* Entries *
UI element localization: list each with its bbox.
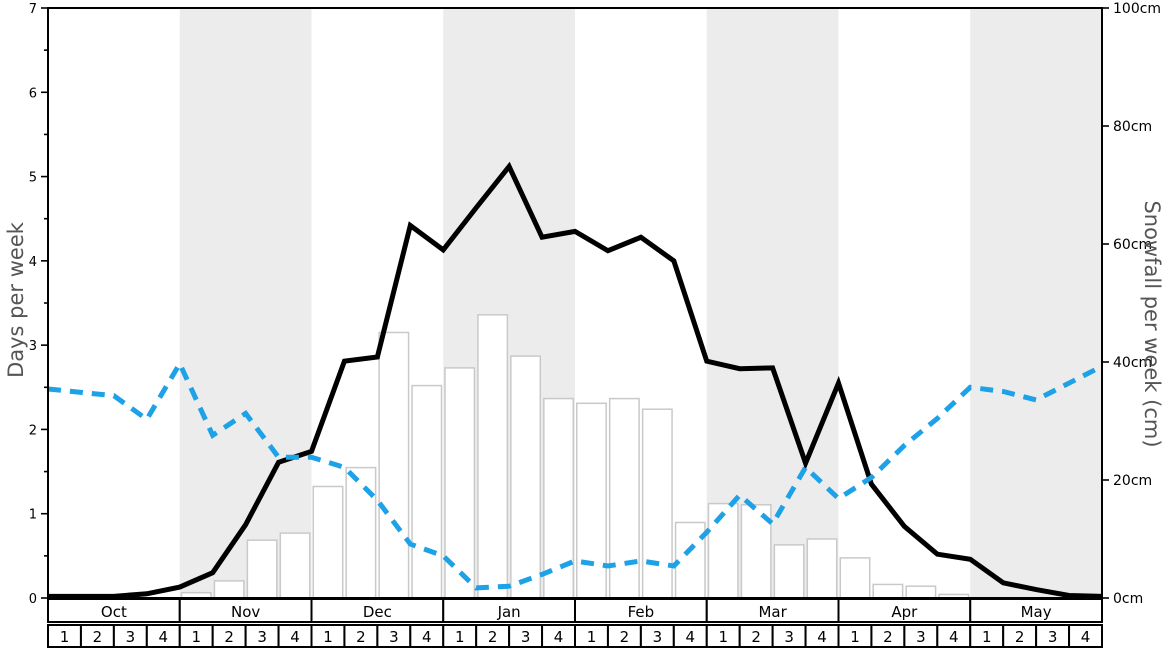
left-axis-tick-label: 3 bbox=[29, 339, 37, 354]
right-axis-tick-label: 0cm bbox=[1113, 591, 1143, 607]
week-label: 3 bbox=[916, 628, 926, 646]
week-label: 2 bbox=[883, 628, 893, 646]
week-label: 4 bbox=[817, 628, 827, 646]
month-band-may bbox=[970, 8, 1102, 598]
week-label: 3 bbox=[126, 628, 136, 646]
right-axis-tick-label: 40cm bbox=[1113, 355, 1152, 371]
month-label: Jan bbox=[497, 603, 521, 621]
left-axis-tick-label: 4 bbox=[29, 255, 37, 270]
week-label: 3 bbox=[521, 628, 531, 646]
month-label: Feb bbox=[628, 603, 655, 621]
week-label: 1 bbox=[718, 628, 728, 646]
week-label: 2 bbox=[356, 628, 366, 646]
snowfall-bar bbox=[674, 521, 706, 599]
week-label: 4 bbox=[686, 628, 696, 646]
left-axis-tick-label: 6 bbox=[29, 86, 37, 101]
snowfall-bar bbox=[806, 538, 838, 599]
snowfall-bar bbox=[872, 583, 904, 599]
right-axis-tick-label: 20cm bbox=[1113, 473, 1152, 489]
week-label: 4 bbox=[1081, 628, 1091, 646]
snowfall-bar bbox=[345, 466, 377, 599]
snowfall-bar bbox=[378, 331, 410, 599]
week-label: 4 bbox=[554, 628, 564, 646]
left-axis-tick-label: 0 bbox=[29, 592, 37, 607]
month-label: Dec bbox=[363, 603, 392, 621]
right-axis-title: Snowfall per week (cm) bbox=[1140, 200, 1164, 448]
week-label: 2 bbox=[488, 628, 498, 646]
left-axis-title: Days per week bbox=[4, 222, 28, 378]
week-label: 4 bbox=[290, 628, 300, 646]
snowfall-bar bbox=[477, 314, 509, 599]
week-label: 2 bbox=[751, 628, 761, 646]
week-label: 2 bbox=[1015, 628, 1025, 646]
snowfall-bar bbox=[641, 408, 673, 599]
month-label: Apr bbox=[891, 603, 918, 621]
week-label: 1 bbox=[455, 628, 465, 646]
month-label: Mar bbox=[758, 603, 787, 621]
week-label: 4 bbox=[159, 628, 169, 646]
week-label: 3 bbox=[784, 628, 794, 646]
snowfall-bar bbox=[839, 557, 871, 599]
left-axis-tick-label: 5 bbox=[29, 171, 37, 186]
right-axis-tick-label: 80cm bbox=[1113, 119, 1152, 135]
month-band-nov bbox=[179, 8, 312, 598]
week-label: 2 bbox=[224, 628, 234, 646]
black-solid-line bbox=[48, 161, 1103, 599]
snowfall-bar bbox=[773, 544, 805, 599]
week-label: 4 bbox=[422, 628, 432, 646]
snowfall-bar bbox=[246, 539, 278, 599]
week-label: 1 bbox=[850, 628, 860, 646]
week-label: 2 bbox=[620, 628, 630, 646]
right-axis-tick-label: 60cm bbox=[1113, 237, 1152, 253]
week-label: 3 bbox=[257, 628, 267, 646]
left-axis-tick-label: 7 bbox=[29, 2, 37, 17]
week-label: 1 bbox=[323, 628, 333, 646]
snowfall-bar bbox=[510, 355, 542, 599]
snowfall-bar bbox=[576, 402, 607, 599]
week-cell bbox=[1068, 624, 1103, 648]
snowfall-bar bbox=[312, 485, 344, 599]
week-label: 4 bbox=[949, 628, 959, 646]
month-label: May bbox=[1021, 603, 1052, 621]
snowfall-bar bbox=[411, 384, 443, 599]
week-label: 1 bbox=[587, 628, 597, 646]
month-cell bbox=[969, 598, 1103, 623]
snowfall-bar bbox=[608, 397, 640, 599]
week-label: 3 bbox=[653, 628, 663, 646]
week-label: 2 bbox=[93, 628, 103, 646]
month-label: Oct bbox=[101, 603, 127, 621]
week-label: 1 bbox=[60, 628, 70, 646]
snowfall-bar bbox=[213, 580, 245, 599]
week-label: 1 bbox=[982, 628, 992, 646]
month-label: Nov bbox=[231, 603, 260, 621]
week-label: 1 bbox=[191, 628, 201, 646]
snowfall-bar bbox=[279, 532, 311, 599]
month-band-mar bbox=[706, 8, 839, 598]
snowfall-bar bbox=[905, 585, 937, 599]
week-label: 3 bbox=[1048, 628, 1058, 646]
snowfall-bar bbox=[707, 502, 739, 599]
left-axis-tick-label: 1 bbox=[29, 508, 37, 523]
snowfall-bar bbox=[543, 397, 574, 599]
week-label: 3 bbox=[389, 628, 399, 646]
left-axis-tick-label: 2 bbox=[29, 423, 37, 438]
right-axis-tick-label: 100cm bbox=[1113, 1, 1161, 17]
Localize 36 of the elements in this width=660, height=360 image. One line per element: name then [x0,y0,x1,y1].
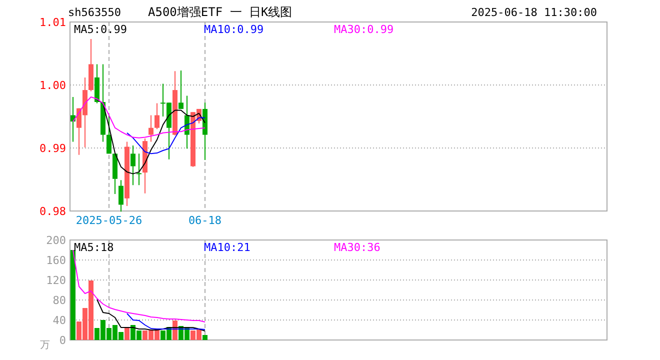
y-tick-label: 1.00 [40,78,66,92]
line-series [126,313,206,330]
candlestick [178,70,184,110]
candlestick [148,114,154,142]
line-series [96,299,206,332]
y-tick-label: 80 [52,294,66,307]
candlestick [118,180,124,212]
y-tick-label: 0.98 [40,204,66,218]
y-tick-label: 160 [46,254,66,267]
candlestick [106,114,112,154]
line-series [72,250,206,322]
chart-title: A500增强ETF 一 日K线图 [148,5,292,19]
y-axis-title: 万 [40,340,50,351]
y-tick-label: 40 [52,314,66,327]
text: MA10:21 [204,241,250,254]
y-tick-label: 0 [59,334,66,347]
y-tick-label: 0.99 [40,142,66,155]
candlestick [136,153,142,186]
y-tick-label: 1.01 [40,16,66,29]
bar [124,328,130,340]
y-tick-label: 200 [46,234,66,247]
text: MA30:36 [334,241,380,254]
text: MA5:0.99 [74,23,127,36]
candlestick [130,144,136,186]
bar [70,250,76,340]
candlestick [70,96,76,142]
y-tick-label: 120 [46,274,66,287]
text: MA30:0.99 [334,23,394,36]
x-tick-label: 06-18 [188,214,222,227]
text: 2025-06-18 11:30:00 [471,6,597,19]
candlestick [154,102,160,130]
x-tick-label: 2025-05-26 [76,214,142,227]
text: MA5:18 [74,241,114,254]
text: MA10:0.99 [204,23,264,36]
chart-subtitle: sh563550 [68,6,121,19]
bar [202,335,208,340]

* Challenge *
Please extract every line of the listing that contains the string "series", matching uppercase and lowercase exactly.

* Exercise answer *
line-series [126,313,206,330]
line-series [96,299,206,332]
line-series [72,250,206,322]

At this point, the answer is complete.